YOUR INSTRUCTIONS
When you have gone through the entries below, state how many lines include the word "coeff" and write nothing else.

-------- SUPPLIED MATERIAL

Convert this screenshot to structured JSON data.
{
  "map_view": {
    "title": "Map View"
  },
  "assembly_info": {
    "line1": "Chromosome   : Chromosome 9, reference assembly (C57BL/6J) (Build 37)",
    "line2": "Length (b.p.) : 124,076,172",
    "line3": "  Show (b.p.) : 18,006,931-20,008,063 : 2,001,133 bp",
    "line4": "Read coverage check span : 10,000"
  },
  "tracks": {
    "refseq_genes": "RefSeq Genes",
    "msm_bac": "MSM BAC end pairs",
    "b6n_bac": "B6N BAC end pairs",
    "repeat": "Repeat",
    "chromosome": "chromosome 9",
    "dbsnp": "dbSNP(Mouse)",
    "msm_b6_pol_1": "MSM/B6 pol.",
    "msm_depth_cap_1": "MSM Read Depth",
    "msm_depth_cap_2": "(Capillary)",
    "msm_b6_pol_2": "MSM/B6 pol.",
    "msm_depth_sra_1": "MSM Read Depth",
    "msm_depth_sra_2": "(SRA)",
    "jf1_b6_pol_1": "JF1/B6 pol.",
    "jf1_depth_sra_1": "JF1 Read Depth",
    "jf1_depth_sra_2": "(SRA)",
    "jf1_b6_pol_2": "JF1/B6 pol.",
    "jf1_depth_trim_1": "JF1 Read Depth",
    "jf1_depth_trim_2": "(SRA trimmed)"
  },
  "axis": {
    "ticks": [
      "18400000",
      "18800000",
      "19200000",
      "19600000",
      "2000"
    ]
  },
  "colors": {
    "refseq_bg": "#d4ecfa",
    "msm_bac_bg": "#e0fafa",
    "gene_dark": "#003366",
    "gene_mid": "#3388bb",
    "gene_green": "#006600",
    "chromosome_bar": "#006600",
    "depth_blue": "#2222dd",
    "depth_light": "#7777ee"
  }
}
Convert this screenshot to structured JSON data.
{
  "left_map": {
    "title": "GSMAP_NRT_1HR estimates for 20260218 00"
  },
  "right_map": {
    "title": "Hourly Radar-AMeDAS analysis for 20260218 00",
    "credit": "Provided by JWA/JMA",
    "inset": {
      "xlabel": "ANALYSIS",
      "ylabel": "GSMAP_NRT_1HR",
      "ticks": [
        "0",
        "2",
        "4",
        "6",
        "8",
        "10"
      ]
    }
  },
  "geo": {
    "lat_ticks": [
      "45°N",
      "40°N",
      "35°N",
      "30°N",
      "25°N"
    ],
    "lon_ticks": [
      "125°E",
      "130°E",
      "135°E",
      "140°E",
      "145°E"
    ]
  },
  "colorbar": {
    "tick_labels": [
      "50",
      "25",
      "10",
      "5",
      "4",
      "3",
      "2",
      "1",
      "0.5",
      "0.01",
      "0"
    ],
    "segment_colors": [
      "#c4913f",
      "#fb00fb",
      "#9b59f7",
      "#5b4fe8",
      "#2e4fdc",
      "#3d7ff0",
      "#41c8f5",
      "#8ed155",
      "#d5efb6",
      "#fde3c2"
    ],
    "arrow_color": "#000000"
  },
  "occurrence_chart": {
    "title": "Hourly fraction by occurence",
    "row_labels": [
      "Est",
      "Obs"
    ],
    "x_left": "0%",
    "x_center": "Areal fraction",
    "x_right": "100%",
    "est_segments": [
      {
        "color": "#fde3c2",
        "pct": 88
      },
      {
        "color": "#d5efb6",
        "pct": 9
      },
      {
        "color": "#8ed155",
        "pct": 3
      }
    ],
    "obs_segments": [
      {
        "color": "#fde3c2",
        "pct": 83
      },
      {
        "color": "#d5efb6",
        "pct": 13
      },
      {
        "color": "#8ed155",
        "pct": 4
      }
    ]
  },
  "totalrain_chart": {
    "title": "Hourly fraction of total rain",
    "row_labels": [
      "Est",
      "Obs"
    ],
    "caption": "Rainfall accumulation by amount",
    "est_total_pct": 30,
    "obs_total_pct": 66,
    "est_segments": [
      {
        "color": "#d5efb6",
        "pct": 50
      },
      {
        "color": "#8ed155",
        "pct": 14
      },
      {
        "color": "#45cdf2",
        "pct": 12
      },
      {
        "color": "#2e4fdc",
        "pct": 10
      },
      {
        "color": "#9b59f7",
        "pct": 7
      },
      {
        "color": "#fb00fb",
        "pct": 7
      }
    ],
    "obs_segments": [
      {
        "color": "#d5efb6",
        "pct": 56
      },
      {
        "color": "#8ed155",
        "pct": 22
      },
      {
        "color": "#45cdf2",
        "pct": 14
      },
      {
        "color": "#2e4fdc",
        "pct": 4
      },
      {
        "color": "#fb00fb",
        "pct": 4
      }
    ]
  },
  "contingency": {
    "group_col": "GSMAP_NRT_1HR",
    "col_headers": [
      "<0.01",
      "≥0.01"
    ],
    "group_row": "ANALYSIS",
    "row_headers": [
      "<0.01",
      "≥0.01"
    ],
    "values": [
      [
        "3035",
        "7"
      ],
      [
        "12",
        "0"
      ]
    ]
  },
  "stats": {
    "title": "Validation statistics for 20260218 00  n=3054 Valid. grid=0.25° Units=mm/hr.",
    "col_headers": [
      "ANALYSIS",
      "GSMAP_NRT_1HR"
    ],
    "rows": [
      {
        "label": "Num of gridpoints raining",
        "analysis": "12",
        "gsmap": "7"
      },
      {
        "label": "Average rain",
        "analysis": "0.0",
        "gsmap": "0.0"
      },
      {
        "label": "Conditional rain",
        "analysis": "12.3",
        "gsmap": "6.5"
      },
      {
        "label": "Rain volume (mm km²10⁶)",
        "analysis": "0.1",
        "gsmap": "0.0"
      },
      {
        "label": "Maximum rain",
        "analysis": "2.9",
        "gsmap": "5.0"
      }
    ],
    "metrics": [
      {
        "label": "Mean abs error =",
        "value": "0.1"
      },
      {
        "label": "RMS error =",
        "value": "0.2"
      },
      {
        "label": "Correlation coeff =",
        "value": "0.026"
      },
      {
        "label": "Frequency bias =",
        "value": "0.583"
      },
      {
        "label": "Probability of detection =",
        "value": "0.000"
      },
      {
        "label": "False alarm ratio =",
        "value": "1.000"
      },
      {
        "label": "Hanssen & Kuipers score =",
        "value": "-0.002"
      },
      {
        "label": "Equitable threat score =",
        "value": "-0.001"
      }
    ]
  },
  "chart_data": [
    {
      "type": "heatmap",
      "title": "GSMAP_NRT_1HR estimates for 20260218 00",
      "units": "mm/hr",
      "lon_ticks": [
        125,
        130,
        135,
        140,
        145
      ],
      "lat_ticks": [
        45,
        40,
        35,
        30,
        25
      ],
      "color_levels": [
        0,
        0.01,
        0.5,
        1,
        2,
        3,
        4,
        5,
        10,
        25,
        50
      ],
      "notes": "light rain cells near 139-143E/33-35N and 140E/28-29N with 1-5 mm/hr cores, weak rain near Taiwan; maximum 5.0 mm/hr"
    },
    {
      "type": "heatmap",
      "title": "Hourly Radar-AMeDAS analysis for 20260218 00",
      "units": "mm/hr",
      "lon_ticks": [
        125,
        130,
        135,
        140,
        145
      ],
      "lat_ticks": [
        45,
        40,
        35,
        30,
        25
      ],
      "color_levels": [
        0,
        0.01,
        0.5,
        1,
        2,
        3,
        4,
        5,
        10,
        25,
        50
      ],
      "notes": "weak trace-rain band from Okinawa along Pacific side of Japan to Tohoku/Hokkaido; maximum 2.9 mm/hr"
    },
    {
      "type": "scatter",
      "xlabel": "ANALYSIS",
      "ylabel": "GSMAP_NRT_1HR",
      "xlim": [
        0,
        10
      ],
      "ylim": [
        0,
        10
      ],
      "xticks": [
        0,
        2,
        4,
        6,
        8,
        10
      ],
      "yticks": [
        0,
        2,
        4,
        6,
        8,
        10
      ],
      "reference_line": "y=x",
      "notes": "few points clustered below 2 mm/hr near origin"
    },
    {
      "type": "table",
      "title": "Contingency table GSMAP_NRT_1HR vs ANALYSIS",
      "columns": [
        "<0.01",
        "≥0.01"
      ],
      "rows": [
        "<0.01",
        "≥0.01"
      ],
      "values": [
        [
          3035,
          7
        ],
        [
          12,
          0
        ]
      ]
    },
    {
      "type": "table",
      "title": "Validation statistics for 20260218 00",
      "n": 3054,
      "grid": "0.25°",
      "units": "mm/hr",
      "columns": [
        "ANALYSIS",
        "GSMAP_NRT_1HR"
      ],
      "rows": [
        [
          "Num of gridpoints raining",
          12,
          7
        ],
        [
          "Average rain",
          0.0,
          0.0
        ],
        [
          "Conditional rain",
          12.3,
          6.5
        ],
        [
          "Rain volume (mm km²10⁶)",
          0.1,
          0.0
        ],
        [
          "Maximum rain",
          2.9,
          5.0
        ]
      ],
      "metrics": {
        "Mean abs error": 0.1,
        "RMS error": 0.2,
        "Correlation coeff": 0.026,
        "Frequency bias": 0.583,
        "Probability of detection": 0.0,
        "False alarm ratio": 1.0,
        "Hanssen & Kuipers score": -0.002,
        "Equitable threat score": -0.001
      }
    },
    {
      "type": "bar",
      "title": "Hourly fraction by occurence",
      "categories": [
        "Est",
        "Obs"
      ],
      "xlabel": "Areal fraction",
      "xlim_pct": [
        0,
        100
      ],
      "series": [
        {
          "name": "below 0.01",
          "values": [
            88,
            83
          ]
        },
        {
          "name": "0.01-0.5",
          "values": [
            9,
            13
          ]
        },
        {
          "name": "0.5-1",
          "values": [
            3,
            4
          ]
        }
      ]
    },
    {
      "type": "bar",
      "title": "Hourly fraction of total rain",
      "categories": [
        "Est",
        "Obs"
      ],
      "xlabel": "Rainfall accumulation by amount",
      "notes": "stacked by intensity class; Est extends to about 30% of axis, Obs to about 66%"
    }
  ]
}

----------------

ANSWER SECTION
2